Data excerpts

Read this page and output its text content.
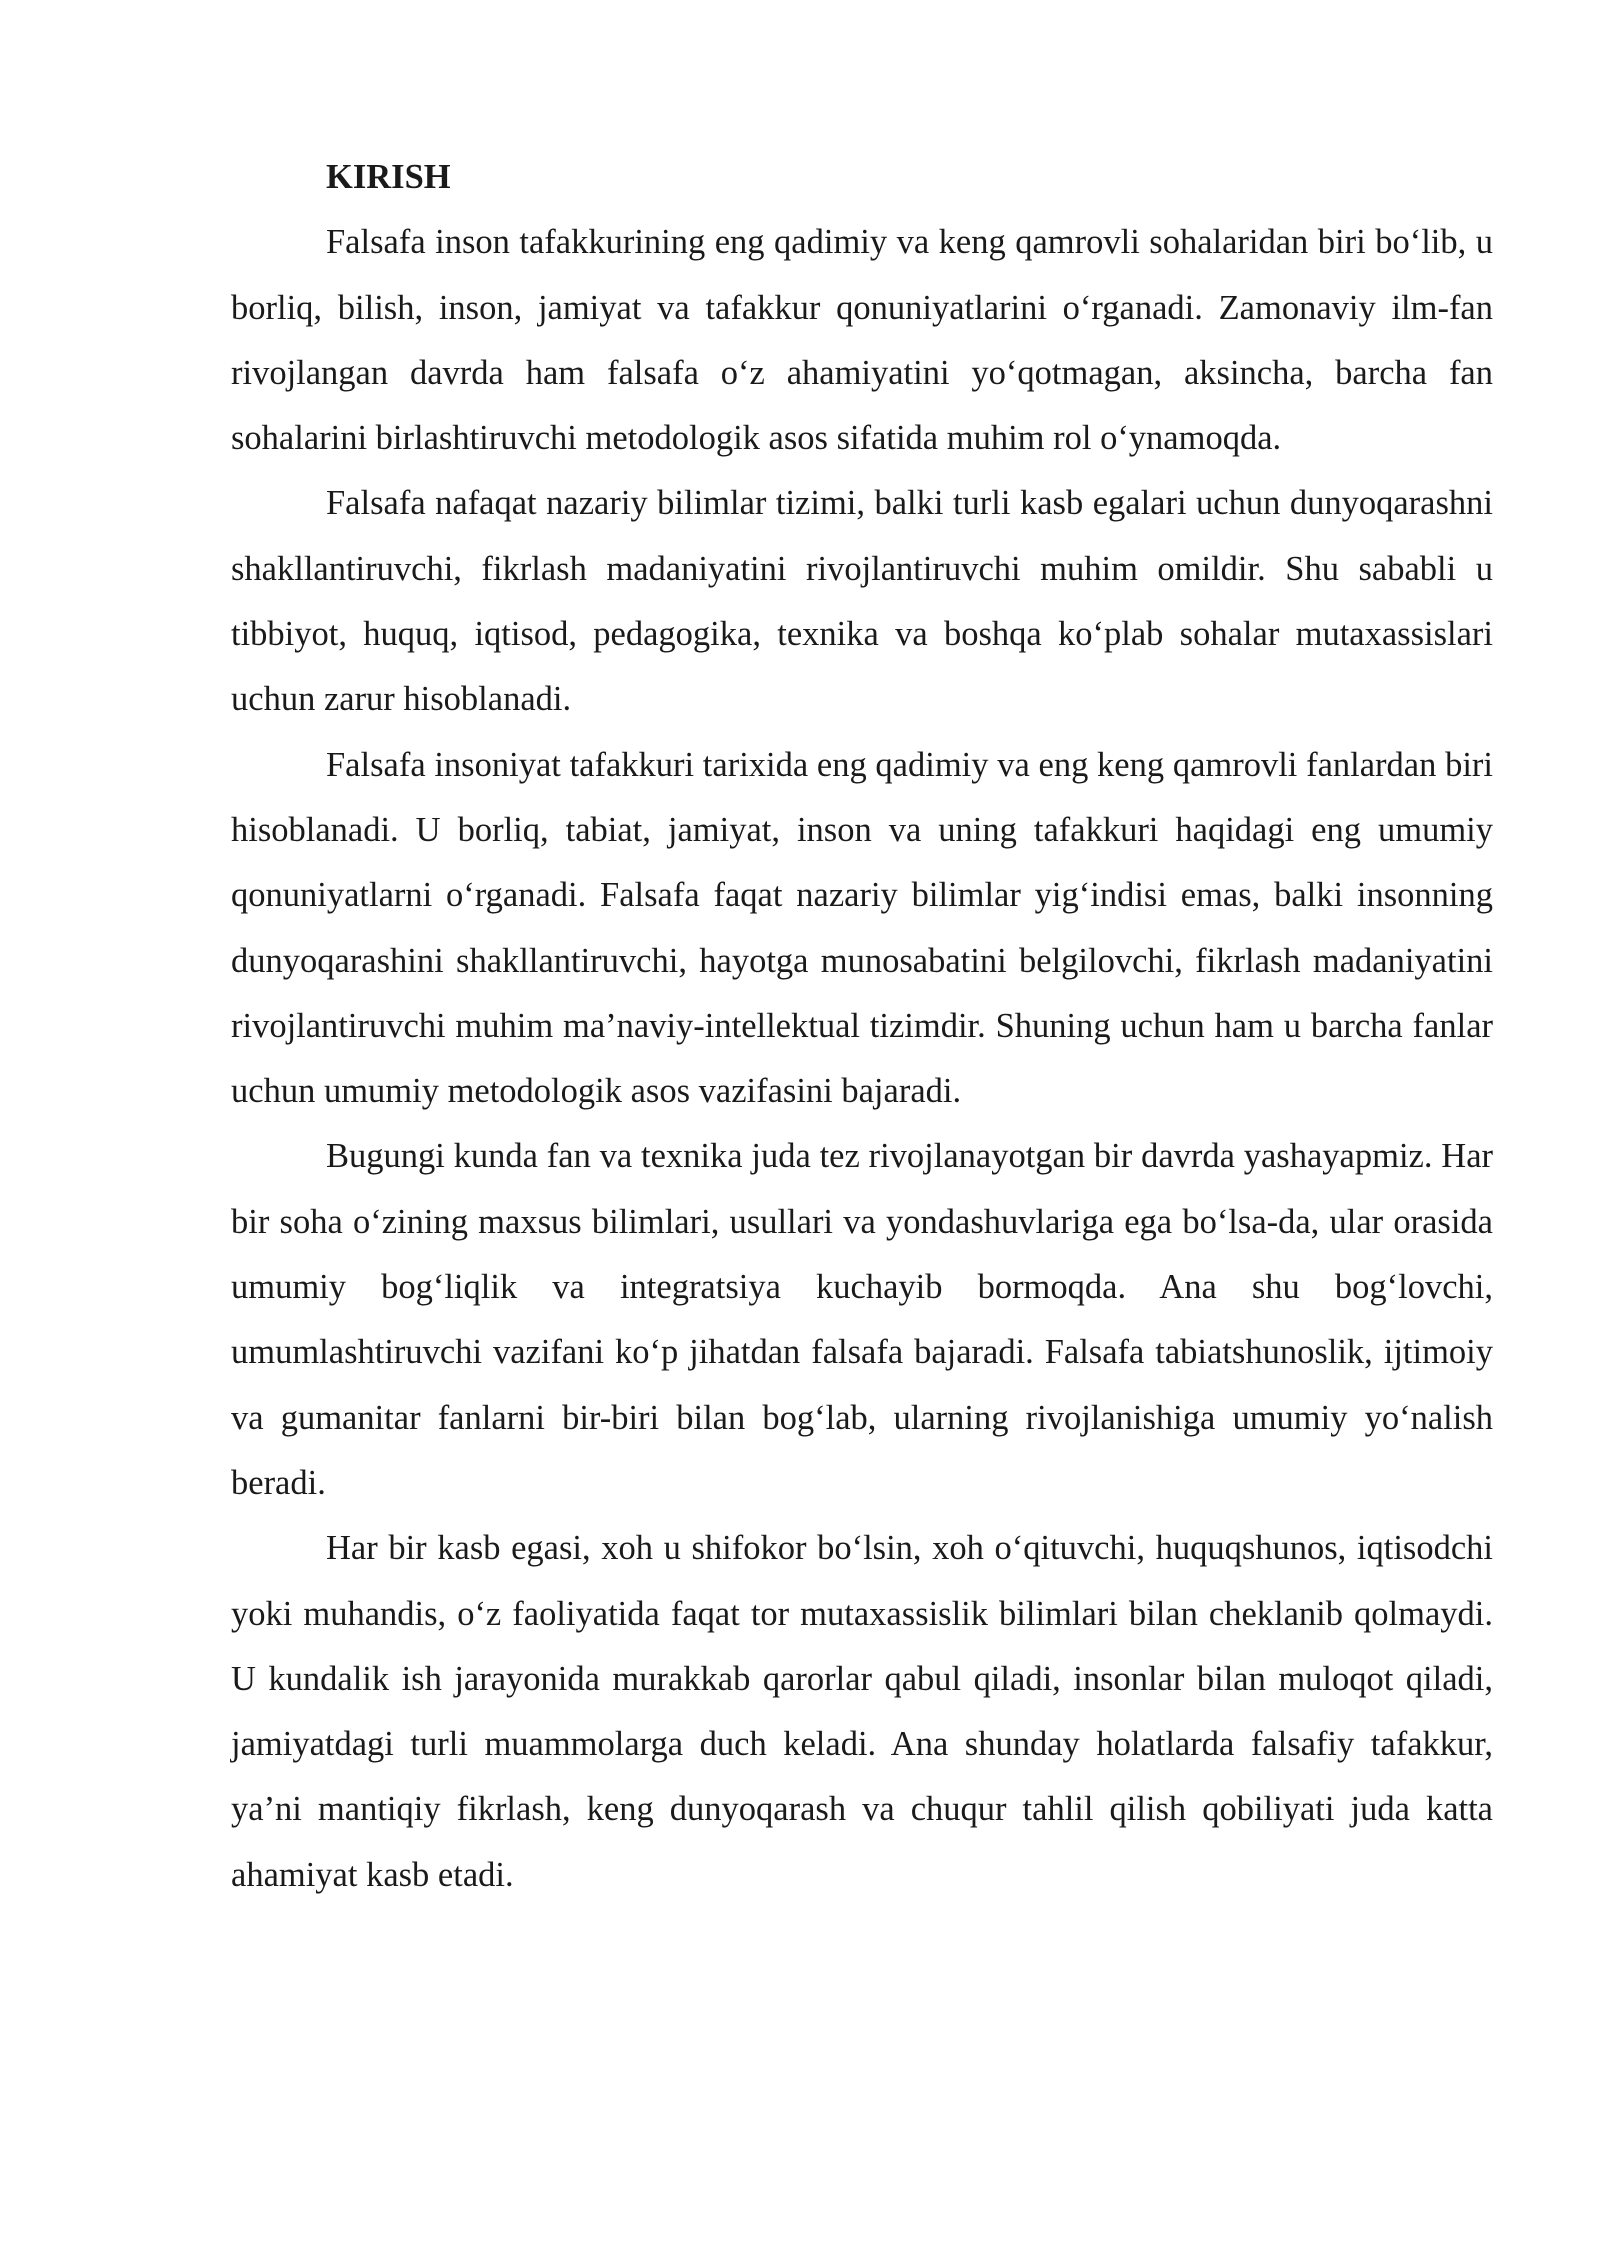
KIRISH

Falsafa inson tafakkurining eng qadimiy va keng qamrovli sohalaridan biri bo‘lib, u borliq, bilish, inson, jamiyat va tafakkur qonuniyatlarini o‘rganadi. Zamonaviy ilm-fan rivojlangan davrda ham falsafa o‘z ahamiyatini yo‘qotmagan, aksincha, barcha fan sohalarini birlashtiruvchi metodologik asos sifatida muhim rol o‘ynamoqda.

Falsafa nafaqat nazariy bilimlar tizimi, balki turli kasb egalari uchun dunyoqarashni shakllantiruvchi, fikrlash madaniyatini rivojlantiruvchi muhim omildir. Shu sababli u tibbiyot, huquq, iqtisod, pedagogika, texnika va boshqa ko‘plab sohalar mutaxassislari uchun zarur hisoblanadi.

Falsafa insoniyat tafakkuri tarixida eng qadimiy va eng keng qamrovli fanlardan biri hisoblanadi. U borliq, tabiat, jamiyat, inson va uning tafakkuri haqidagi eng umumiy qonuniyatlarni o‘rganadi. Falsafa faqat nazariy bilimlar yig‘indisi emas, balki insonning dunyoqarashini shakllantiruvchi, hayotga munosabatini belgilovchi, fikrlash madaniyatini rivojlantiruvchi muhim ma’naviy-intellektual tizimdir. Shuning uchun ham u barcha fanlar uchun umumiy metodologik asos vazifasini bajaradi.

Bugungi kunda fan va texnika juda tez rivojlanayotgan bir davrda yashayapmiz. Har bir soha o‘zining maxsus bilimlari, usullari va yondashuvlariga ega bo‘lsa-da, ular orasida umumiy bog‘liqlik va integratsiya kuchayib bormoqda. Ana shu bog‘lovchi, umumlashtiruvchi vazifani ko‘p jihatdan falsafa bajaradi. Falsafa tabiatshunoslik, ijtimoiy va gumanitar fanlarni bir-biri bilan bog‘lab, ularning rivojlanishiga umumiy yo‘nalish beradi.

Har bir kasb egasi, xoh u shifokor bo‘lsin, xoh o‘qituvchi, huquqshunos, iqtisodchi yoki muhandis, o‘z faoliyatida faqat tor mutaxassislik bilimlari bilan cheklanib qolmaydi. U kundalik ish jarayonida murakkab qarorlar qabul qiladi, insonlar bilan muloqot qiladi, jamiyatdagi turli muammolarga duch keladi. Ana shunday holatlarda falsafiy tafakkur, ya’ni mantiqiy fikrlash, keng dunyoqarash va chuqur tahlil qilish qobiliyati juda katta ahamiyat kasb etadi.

__EXERCISE GOAL__. Transcribe the material exactly, leaving every picture out.

__ANSWER TO THIS TASK__.
Read this page and output its text content.
KIRISH

Falsafa inson tafakkurining eng qadimiy va keng qamrovli sohalaridan biri bo‘lib, u borliq, bilish, inson, jamiyat va tafakkur qonuniyatlarini o‘rganadi. Zamonaviy ilm-fan rivojlangan davrda ham falsafa o‘z ahamiyatini yo‘qotmagan, aksincha, barcha fan sohalarini birlashtiruvchi metodologik asos sifatida muhim rol o‘ynamoqda.

Falsafa nafaqat nazariy bilimlar tizimi, balki turli kasb egalari uchun dunyoqarashni shakllantiruvchi, fikrlash madaniyatini rivojlantiruvchi muhim omildir. Shu sababli u tibbiyot, huquq, iqtisod, pedagogika, texnika va boshqa ko‘plab sohalar mutaxassislari uchun zarur hisoblanadi.

Falsafa insoniyat tafakkuri tarixida eng qadimiy va eng keng qamrovli fanlardan biri hisoblanadi. U borliq, tabiat, jamiyat, inson va uning tafakkuri haqidagi eng umumiy qonuniyatlarni o‘rganadi. Falsafa faqat nazariy bilimlar yig‘indisi emas, balki insonning dunyoqarashini shakllantiruvchi, hayotga munosabatini belgilovchi, fikrlash madaniyatini rivojlantiruvchi muhim ma’naviy-intellektual tizimdir. Shuning uchun ham u barcha fanlar uchun umumiy metodologik asos vazifasini bajaradi.

Bugungi kunda fan va texnika juda tez rivojlanayotgan bir davrda yashayapmiz. Har bir soha o‘zining maxsus bilimlari, usullari va yondashuvlariga ega bo‘lsa-da, ular orasida umumiy bog‘liqlik va integratsiya kuchayib bormoqda. Ana shu bog‘lovchi, umumlashtiruvchi vazifani ko‘p jihatdan falsafa bajaradi. Falsafa tabiatshunoslik, ijtimoiy va gumanitar fanlarni bir-biri bilan bog‘lab, ularning rivojlanishiga umumiy yo‘nalish beradi.

Har bir kasb egasi, xoh u shifokor bo‘lsin, xoh o‘qituvchi, huquqshunos, iqtisodchi yoki muhandis, o‘z faoliyatida faqat tor mutaxassislik bilimlari bilan cheklanib qolmaydi. U kundalik ish jarayonida murakkab qarorlar qabul qiladi, insonlar bilan muloqot qiladi, jamiyatdagi turli muammolarga duch keladi. Ana shunday holatlarda falsafiy tafakkur, ya’ni mantiqiy fikrlash, keng dunyoqarash va chuqur tahlil qilish qobiliyati juda katta ahamiyat kasb etadi.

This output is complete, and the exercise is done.